_Stated task_.
Output each line of the material exactly as it stands.

== Data entries

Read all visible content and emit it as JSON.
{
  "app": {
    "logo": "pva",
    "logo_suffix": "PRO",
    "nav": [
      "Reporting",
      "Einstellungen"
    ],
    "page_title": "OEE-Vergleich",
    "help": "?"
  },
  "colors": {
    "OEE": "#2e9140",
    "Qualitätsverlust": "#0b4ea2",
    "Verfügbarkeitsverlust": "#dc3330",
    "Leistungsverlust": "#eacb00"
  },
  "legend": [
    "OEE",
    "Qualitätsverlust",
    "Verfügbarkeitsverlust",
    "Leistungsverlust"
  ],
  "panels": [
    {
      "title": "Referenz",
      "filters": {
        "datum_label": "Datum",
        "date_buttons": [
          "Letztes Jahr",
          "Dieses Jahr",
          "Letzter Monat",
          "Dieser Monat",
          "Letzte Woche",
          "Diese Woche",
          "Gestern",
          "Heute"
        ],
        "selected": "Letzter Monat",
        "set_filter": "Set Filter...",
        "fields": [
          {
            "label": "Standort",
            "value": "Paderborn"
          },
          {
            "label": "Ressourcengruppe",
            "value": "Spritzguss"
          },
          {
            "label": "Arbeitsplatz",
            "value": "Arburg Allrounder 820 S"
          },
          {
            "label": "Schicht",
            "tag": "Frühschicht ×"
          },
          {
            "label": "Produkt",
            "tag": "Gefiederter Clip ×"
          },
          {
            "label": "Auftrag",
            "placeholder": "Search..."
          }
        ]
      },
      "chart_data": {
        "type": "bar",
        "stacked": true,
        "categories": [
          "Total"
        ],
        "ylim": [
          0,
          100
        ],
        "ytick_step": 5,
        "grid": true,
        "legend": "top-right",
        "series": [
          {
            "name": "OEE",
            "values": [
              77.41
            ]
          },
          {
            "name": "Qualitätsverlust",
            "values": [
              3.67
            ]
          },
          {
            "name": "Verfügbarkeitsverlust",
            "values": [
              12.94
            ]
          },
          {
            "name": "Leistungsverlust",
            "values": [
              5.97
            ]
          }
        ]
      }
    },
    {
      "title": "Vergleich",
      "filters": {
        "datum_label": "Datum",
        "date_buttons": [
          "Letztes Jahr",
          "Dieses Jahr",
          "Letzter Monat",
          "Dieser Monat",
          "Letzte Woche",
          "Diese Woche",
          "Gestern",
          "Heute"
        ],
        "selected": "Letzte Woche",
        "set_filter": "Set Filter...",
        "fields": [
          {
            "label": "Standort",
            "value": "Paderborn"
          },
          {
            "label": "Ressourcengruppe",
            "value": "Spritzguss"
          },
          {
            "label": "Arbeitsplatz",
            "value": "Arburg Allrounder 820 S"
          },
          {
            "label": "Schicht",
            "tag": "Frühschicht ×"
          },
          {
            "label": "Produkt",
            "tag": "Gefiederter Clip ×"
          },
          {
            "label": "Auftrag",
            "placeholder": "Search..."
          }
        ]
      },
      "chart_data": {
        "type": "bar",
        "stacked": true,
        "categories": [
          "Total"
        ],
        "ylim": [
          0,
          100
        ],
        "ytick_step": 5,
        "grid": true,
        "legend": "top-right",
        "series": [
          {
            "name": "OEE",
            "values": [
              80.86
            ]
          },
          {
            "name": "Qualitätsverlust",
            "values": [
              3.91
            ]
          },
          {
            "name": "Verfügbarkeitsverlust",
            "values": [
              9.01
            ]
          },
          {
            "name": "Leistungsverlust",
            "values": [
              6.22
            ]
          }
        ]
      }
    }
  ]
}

====

_Exercise result_.
Read all visible content and emit it as JSON.
{
  "app": {
    "logo": "pva",
    "logo_suffix": "PRO",
    "nav": [
      "Reporting",
      "Einstellungen"
    ],
    "page_title": "OEE-Vergleich",
    "help": "?"
  },
  "colors": {
    "OEE": "#2e9140",
    "Qualitätsverlust": "#0b4ea2",
    "Verfügbarkeitsverlust": "#dc3330",
    "Leistungsverlust": "#eacb00"
  },
  "legend": [
    "OEE",
    "Qualitätsverlust",
    "Verfügbarkeitsverlust",
    "Leistungsverlust"
  ],
  "panels": [
    {
      "title": "Referenz",
      "filters": {
        "datum_label": "Datum",
        "date_buttons": [
          "Letztes Jahr",
          "Dieses Jahr",
          "Letzter Monat",
          "Dieser Monat",
          "Letzte Woche",
          "Diese Woche",
          "Gestern",
          "Heute"
        ],
        "selected": "Letzter Monat",
        "set_filter": "Set Filter...",
        "fields": [
          {
            "label": "Standort",
            "value": "Paderborn"
          },
          {
            "label": "Ressourcengruppe",
            "value": "Spritzguss"
          },
          {
            "label": "Arbeitsplatz",
            "value": "Arburg Allrounder 820 S"
          },
          {
            "label": "Schicht",
            "tag": "Frühschicht ×"
          },
          {
            "label": "Produkt",
            "tag": "Gefiederter Clip ×"
          },
          {
            "label": "Auftrag",
            "placeholder": "Search..."
          }
        ]
      },
      "chart_data": {
        "type": "bar",
        "stacked": true,
        "categories": [
          "Total"
        ],
        "ylim": [
          0,
          100
        ],
        "ytick_step": 5,
        "grid": true,
        "legend": "top-right",
        "series": [
          {
            "name": "OEE",
            "values": [
              77.41
            ]
          },
          {
            "name": "Qualitätsverlust",
            "values": [
              3.67
            ]
          },
          {
            "name": "Verfügbarkeitsverlust",
            "values": [
              12.94
            ]
          },
          {
            "name": "Leistungsverlust",
            "values": [
              5.97
            ]
          }
        ]
      }
    },
    {
      "title": "Vergleich",
      "filters": {
        "datum_label": "Datum",
        "date_buttons": [
          "Letztes Jahr",
          "Dieses Jahr",
          "Letzter Monat",
          "Dieser Monat",
          "Letzte Woche",
          "Diese Woche",
          "Gestern",
          "Heute"
        ],
        "selected": "Letzte Woche",
        "set_filter": "Set Filter...",
        "fields": [
          {
            "label": "Standort",
            "value": "Paderborn"
          },
          {
            "label": "Ressourcengruppe",
            "value": "Spritzguss"
          },
          {
            "label": "Arbeitsplatz",
            "value": "Arburg Allrounder 820 S"
          },
          {
            "label": "Schicht",
            "tag": "Frühschicht ×"
          },
          {
            "label": "Produkt",
            "tag": "Gefiederter Clip ×"
          },
          {
            "label": "Auftrag",
            "placeholder": "Search..."
          }
        ]
      },
      "chart_data": {
        "type": "bar",
        "stacked": true,
        "categories": [
          "Total"
        ],
        "ylim": [
          0,
          100
        ],
        "ytick_step": 5,
        "grid": true,
        "legend": "top-right",
        "series": [
          {
            "name": "OEE",
            "values": [
              80.86
            ]
          },
          {
            "name": "Qualitätsverlust",
            "values": [
              3.91
            ]
          },
          {
            "name": "Verfügbarkeitsverlust",
            "values": [
              9.01
            ]
          },
          {
            "name": "Leistungsverlust",
            "values": [
              6.22
            ]
          }
        ]
      }
    }
  ]
}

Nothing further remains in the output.